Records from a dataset
• • •
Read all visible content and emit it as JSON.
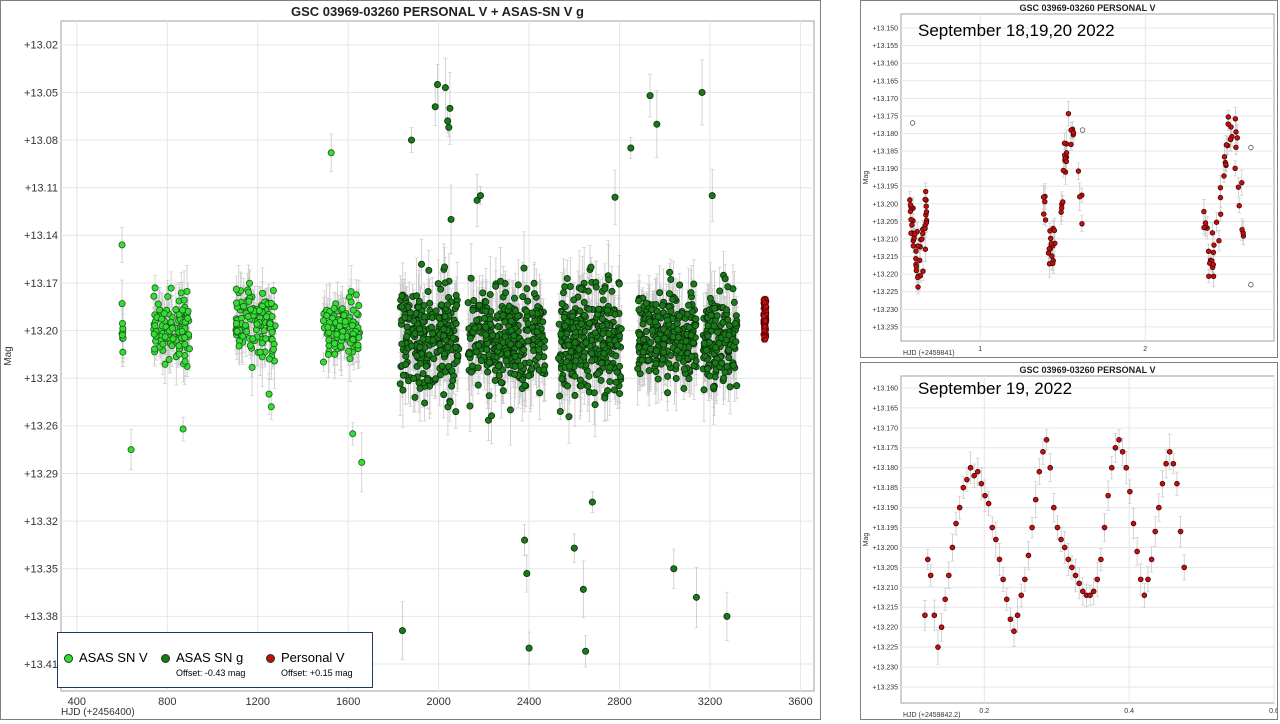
{
  "colors": {
    "asas_v": "#33dd33",
    "asas_g": "#1a7a1a",
    "personal_v": "#c01010",
    "error_bar": "#c8c8c8",
    "grid": "#e6e6e6"
  },
  "legend": {
    "items": [
      {
        "label": "ASAS SN V",
        "offset": ""
      },
      {
        "label": "ASAS SN g",
        "offset": "Offset: -0.43 mag"
      },
      {
        "label": "Personal V",
        "offset": "Offset: +0.15 mag"
      }
    ]
  },
  "chart_data": [
    {
      "type": "scatter",
      "title": "GSC 03969-03260 PERSONAL V + ASAS-SN V g",
      "xlabel": "HJD (+2456400)",
      "ylabel": "Mag",
      "xlim": [
        330,
        3660
      ],
      "ylim": [
        13.427,
        13.005
      ],
      "x_ticks": [
        "400",
        "800",
        "1200",
        "1600",
        "2000",
        "2400",
        "2800",
        "3200",
        "3600"
      ],
      "x_tick_values": [
        400,
        800,
        1200,
        1600,
        2000,
        2400,
        2800,
        3200,
        3600
      ],
      "y_ticks": [
        "+13.02",
        "+13.05",
        "+13.08",
        "+13.11",
        "+13.14",
        "+13.17",
        "+13.20",
        "+13.23",
        "+13.26",
        "+13.29",
        "+13.32",
        "+13.35",
        "+13.38",
        "+13.41"
      ],
      "y_tick_values": [
        13.02,
        13.05,
        13.08,
        13.11,
        13.14,
        13.17,
        13.2,
        13.23,
        13.26,
        13.29,
        13.32,
        13.35,
        13.38,
        13.41
      ],
      "grid": true,
      "series": [
        {
          "name": "ASAS SN V",
          "seasons": [
            [
              600,
              605,
              13.2,
              0.015,
              8
            ],
            [
              740,
              900,
              13.198,
              0.018,
              110
            ],
            [
              1100,
              1280,
              13.195,
              0.02,
              120
            ],
            [
              1490,
              1650,
              13.198,
              0.018,
              110
            ]
          ],
          "points": [
            [
              600,
              13.146
            ],
            [
              600,
              13.183
            ],
            [
              640,
              13.275
            ],
            [
              1660,
              13.283
            ],
            [
              1620,
              13.265
            ],
            [
              1525,
              13.088
            ],
            [
              870,
              13.262
            ],
            [
              1250,
              13.24
            ],
            [
              1260,
              13.248
            ]
          ]
        },
        {
          "name": "ASAS SN g",
          "seasons": [
            [
              1830,
              2090,
              13.205,
              0.035,
              250
            ],
            [
              2130,
              2470,
              13.205,
              0.032,
              320
            ],
            [
              2530,
              2810,
              13.205,
              0.035,
              300
            ],
            [
              2880,
              3140,
              13.205,
              0.03,
              250
            ],
            [
              3170,
              3320,
              13.205,
              0.028,
              160
            ]
          ],
          "points": [
            [
              1985,
              13.059
            ],
            [
              1995,
              13.045
            ],
            [
              2030,
              13.047
            ],
            [
              2040,
              13.068
            ],
            [
              2050,
              13.06
            ],
            [
              2045,
              13.072
            ],
            [
              1840,
              13.389
            ],
            [
              2400,
              13.4
            ],
            [
              2650,
              13.402
            ],
            [
              2680,
              13.308
            ],
            [
              2600,
              13.337
            ],
            [
              2640,
              13.363
            ],
            [
              2390,
              13.353
            ],
            [
              2380,
              13.332
            ],
            [
              2780,
              13.116
            ],
            [
              2850,
              13.085
            ],
            [
              2935,
              13.052
            ],
            [
              2965,
              13.07
            ],
            [
              3165,
              13.05
            ],
            [
              3210,
              13.115
            ],
            [
              3140,
              13.368
            ],
            [
              3275,
              13.38
            ],
            [
              3040,
              13.35
            ],
            [
              1880,
              13.08
            ],
            [
              2055,
              13.13
            ],
            [
              2170,
              13.118
            ],
            [
              2185,
              13.115
            ]
          ]
        },
        {
          "name": "Personal V",
          "seasons": [
            [
              3435,
              3450,
              13.193,
              0.013,
              120
            ]
          ],
          "points": []
        }
      ]
    },
    {
      "type": "scatter",
      "title": "GSC 03969-03260 PERSONAL V",
      "annotation": "September 18,19,20 2022",
      "xlabel": "HJD (+2459841)",
      "ylabel": "Mag",
      "xlim": [
        0.52,
        2.78
      ],
      "ylim": [
        13.239,
        13.146
      ],
      "x_ticks": [
        "1",
        "2"
      ],
      "x_tick_values": [
        1,
        2
      ],
      "y_ticks": [
        "+13.150",
        "+13.155",
        "+13.160",
        "+13.165",
        "+13.170",
        "+13.175",
        "+13.180",
        "+13.185",
        "+13.190",
        "+13.195",
        "+13.200",
        "+13.205",
        "+13.210",
        "+13.215",
        "+13.220",
        "+13.225",
        "+13.230",
        "+13.235"
      ],
      "y_tick_values": [
        13.15,
        13.155,
        13.16,
        13.165,
        13.17,
        13.175,
        13.18,
        13.185,
        13.19,
        13.195,
        13.2,
        13.205,
        13.21,
        13.215,
        13.22,
        13.225,
        13.23,
        13.235
      ],
      "grid": true,
      "series": [
        {
          "name": "",
          "nights": [
            [
              0.57,
              0.68
            ],
            [
              1.38,
              1.62
            ],
            [
              2.35,
              2.62
            ]
          ],
          "open_points": [
            [
              0.59,
              13.177
            ],
            [
              1.62,
              13.179
            ],
            [
              2.64,
              13.184
            ],
            [
              2.64,
              13.223
            ]
          ]
        }
      ]
    },
    {
      "type": "line",
      "title": "GSC 03969-03260 PERSONAL V",
      "annotation": "September 19, 2022",
      "xlabel": "HJD (+2459842.2)",
      "ylabel": "Mag",
      "xlim": [
        0.085,
        0.6
      ],
      "ylim": [
        13.239,
        13.157
      ],
      "x_ticks": [
        "0.2",
        "0.4",
        "0.6"
      ],
      "x_tick_values": [
        0.2,
        0.4,
        0.6
      ],
      "y_ticks": [
        "+13.160",
        "+13.165",
        "+13.170",
        "+13.175",
        "+13.180",
        "+13.185",
        "+13.190",
        "+13.195",
        "+13.200",
        "+13.205",
        "+13.210",
        "+13.215",
        "+13.220",
        "+13.225",
        "+13.230",
        "+13.235"
      ],
      "y_tick_values": [
        13.16,
        13.165,
        13.17,
        13.175,
        13.18,
        13.185,
        13.19,
        13.195,
        13.2,
        13.205,
        13.21,
        13.215,
        13.22,
        13.225,
        13.23,
        13.235
      ],
      "grid": true,
      "series": [
        {
          "name": "",
          "x": [
            0.118,
            0.122,
            0.126,
            0.131,
            0.136,
            0.141,
            0.146,
            0.151,
            0.156,
            0.161,
            0.166,
            0.171,
            0.176,
            0.181,
            0.186,
            0.191,
            0.196,
            0.201,
            0.206,
            0.211,
            0.216,
            0.221,
            0.226,
            0.231,
            0.236,
            0.241,
            0.246,
            0.251,
            0.256,
            0.261,
            0.266,
            0.271,
            0.276,
            0.281,
            0.286,
            0.291,
            0.296,
            0.301,
            0.306,
            0.311,
            0.316,
            0.321,
            0.326,
            0.331,
            0.336,
            0.341,
            0.346,
            0.351,
            0.356,
            0.361,
            0.366,
            0.371,
            0.376,
            0.381,
            0.386,
            0.391,
            0.396,
            0.401,
            0.406,
            0.411,
            0.416,
            0.421,
            0.426,
            0.431,
            0.436,
            0.441,
            0.446,
            0.451,
            0.456,
            0.461,
            0.466,
            0.471,
            0.476
          ],
          "y": [
            13.217,
            13.203,
            13.207,
            13.217,
            13.225,
            13.22,
            13.213,
            13.207,
            13.2,
            13.194,
            13.19,
            13.185,
            13.183,
            13.18,
            13.182,
            13.181,
            13.184,
            13.187,
            13.189,
            13.195,
            13.198,
            13.203,
            13.208,
            13.213,
            13.218,
            13.221,
            13.217,
            13.212,
            13.208,
            13.202,
            13.195,
            13.188,
            13.181,
            13.176,
            13.173,
            13.18,
            13.19,
            13.195,
            13.198,
            13.2,
            13.203,
            13.205,
            13.207,
            13.209,
            13.211,
            13.212,
            13.212,
            13.211,
            13.208,
            13.203,
            13.195,
            13.187,
            13.18,
            13.175,
            13.173,
            13.176,
            13.18,
            13.186,
            13.194,
            13.201,
            13.208,
            13.212,
            13.208,
            13.203,
            13.196,
            13.19,
            13.184,
            13.179,
            13.176,
            13.179,
            13.184,
            13.196,
            13.205
          ]
        }
      ]
    }
  ]
}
• • •
## What needs to be done
Using the records above, gather all lines where the string "September" is present.

## Output of the exercise
      "annotation": "September 18,19,20 2022",
      "annotation": "September 19, 2022",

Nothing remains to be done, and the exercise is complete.